## The problem
Below are some entries. Copy each line that holds the string "Organización".

## Stored data
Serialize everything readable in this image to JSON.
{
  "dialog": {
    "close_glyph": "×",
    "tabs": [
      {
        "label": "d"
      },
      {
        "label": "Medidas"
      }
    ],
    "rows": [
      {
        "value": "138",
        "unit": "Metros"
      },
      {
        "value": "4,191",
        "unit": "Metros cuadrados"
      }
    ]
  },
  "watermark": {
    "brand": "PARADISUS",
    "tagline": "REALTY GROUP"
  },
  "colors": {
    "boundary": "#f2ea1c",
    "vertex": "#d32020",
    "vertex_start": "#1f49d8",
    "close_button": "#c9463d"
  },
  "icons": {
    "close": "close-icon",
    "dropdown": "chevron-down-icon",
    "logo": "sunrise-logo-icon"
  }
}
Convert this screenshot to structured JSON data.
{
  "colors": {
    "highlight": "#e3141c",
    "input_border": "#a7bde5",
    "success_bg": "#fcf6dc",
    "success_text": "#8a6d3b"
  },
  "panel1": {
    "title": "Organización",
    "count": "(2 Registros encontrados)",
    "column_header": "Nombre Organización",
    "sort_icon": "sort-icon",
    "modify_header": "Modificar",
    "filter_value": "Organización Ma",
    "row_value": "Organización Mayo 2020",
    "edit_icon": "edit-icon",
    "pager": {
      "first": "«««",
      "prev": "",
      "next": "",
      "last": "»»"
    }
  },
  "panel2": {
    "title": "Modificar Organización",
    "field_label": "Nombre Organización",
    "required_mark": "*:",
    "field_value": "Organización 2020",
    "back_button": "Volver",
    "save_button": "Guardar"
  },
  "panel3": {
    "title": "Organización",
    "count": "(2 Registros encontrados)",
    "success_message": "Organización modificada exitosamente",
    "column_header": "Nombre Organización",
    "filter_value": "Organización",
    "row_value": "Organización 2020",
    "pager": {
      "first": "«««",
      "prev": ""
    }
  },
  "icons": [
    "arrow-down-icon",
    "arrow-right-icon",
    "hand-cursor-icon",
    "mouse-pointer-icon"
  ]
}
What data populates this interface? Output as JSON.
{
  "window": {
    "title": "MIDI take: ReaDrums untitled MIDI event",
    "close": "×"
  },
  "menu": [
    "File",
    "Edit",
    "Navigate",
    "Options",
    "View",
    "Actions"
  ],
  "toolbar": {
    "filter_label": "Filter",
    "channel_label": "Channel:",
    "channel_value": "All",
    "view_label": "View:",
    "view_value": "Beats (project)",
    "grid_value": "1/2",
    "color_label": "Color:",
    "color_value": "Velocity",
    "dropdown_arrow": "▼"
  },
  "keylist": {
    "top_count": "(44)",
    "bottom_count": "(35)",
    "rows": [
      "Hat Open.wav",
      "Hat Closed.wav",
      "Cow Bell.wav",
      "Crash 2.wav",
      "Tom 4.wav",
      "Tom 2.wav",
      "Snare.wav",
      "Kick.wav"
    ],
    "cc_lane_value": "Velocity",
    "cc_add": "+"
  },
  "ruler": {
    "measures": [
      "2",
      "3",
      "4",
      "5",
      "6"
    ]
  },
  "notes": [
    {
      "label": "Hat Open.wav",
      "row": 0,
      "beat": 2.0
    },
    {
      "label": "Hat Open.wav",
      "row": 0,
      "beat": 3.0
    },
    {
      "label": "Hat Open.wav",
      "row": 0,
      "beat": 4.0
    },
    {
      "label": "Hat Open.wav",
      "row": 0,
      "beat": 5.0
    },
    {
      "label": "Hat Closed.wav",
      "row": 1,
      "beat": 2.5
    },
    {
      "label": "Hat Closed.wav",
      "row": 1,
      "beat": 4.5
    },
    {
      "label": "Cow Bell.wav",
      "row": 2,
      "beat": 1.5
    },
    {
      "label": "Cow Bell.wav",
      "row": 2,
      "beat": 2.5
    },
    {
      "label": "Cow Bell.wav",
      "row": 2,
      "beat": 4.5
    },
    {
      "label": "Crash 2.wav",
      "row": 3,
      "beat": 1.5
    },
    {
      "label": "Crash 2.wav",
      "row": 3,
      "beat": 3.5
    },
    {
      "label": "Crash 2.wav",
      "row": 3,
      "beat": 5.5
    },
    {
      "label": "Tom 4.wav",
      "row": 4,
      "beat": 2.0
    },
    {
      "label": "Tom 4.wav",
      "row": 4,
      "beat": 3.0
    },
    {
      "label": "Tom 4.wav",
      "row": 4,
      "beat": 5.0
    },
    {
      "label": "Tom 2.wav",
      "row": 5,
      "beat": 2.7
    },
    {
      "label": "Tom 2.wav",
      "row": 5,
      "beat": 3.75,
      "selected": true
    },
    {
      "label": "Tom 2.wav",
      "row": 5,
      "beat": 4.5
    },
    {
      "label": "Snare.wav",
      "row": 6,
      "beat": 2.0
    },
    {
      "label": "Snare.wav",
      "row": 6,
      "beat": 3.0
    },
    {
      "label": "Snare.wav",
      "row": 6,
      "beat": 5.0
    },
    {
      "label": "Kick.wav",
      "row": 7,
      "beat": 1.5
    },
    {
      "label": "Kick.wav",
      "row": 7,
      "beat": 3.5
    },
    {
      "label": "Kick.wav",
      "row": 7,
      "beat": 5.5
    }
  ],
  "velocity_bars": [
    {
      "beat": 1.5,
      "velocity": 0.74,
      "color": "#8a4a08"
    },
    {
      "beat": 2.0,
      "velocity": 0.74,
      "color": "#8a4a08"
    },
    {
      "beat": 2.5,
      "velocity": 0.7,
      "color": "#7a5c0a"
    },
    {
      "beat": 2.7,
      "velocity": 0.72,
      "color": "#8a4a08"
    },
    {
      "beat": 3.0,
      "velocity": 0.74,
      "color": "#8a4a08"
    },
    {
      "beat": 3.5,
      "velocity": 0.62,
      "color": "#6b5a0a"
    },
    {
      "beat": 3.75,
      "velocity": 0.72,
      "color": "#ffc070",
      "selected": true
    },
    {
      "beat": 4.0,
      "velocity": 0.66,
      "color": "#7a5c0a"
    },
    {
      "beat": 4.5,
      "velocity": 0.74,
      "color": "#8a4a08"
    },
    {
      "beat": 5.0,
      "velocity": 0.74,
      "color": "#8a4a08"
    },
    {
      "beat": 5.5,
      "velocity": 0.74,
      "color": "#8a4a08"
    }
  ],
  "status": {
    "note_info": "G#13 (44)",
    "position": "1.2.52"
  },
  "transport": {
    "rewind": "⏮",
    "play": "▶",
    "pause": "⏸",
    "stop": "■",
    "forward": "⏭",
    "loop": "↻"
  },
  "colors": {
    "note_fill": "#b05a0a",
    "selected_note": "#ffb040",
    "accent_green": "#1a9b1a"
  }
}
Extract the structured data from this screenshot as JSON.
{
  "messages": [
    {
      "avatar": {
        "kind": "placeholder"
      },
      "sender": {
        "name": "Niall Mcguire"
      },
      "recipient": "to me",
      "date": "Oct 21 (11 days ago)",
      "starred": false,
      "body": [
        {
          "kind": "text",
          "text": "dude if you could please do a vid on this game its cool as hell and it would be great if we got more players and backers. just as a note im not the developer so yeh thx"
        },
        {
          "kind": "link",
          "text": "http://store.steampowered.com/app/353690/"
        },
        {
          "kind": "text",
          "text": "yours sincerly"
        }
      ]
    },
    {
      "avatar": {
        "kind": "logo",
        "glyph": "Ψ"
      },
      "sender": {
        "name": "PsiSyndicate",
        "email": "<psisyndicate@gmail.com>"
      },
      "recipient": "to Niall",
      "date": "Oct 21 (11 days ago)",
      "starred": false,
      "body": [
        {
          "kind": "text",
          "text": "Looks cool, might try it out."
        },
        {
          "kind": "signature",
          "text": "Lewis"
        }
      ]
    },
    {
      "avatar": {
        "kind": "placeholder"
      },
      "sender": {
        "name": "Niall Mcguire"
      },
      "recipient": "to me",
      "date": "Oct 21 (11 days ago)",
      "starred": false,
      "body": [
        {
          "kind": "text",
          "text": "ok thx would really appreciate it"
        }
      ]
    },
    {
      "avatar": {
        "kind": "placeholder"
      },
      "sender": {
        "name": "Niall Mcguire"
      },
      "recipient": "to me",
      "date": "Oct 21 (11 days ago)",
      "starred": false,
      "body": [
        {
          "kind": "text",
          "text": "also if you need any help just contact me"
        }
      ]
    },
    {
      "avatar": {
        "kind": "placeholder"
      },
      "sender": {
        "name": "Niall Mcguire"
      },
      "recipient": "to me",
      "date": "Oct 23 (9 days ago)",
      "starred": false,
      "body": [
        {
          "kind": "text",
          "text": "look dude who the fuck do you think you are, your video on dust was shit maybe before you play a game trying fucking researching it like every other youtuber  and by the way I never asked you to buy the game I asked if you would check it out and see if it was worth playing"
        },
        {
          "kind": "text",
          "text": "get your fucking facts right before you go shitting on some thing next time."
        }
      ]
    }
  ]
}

## Output of the exercise
    "title": "Organización",
    "column_header": "Nombre Organización",
    "filter_value": "Organización Ma",
    "row_value": "Organización Mayo 2020",
    "title": "Modificar Organización",
    "field_label": "Nombre Organización",
    "field_value": "Organización 2020",
    "title": "Organización",
    "success_message": "Organización modificada exitosamente",
    "column_header": "Nombre Organización",
    "filter_value": "Organización",
    "row_value": "Organización 2020",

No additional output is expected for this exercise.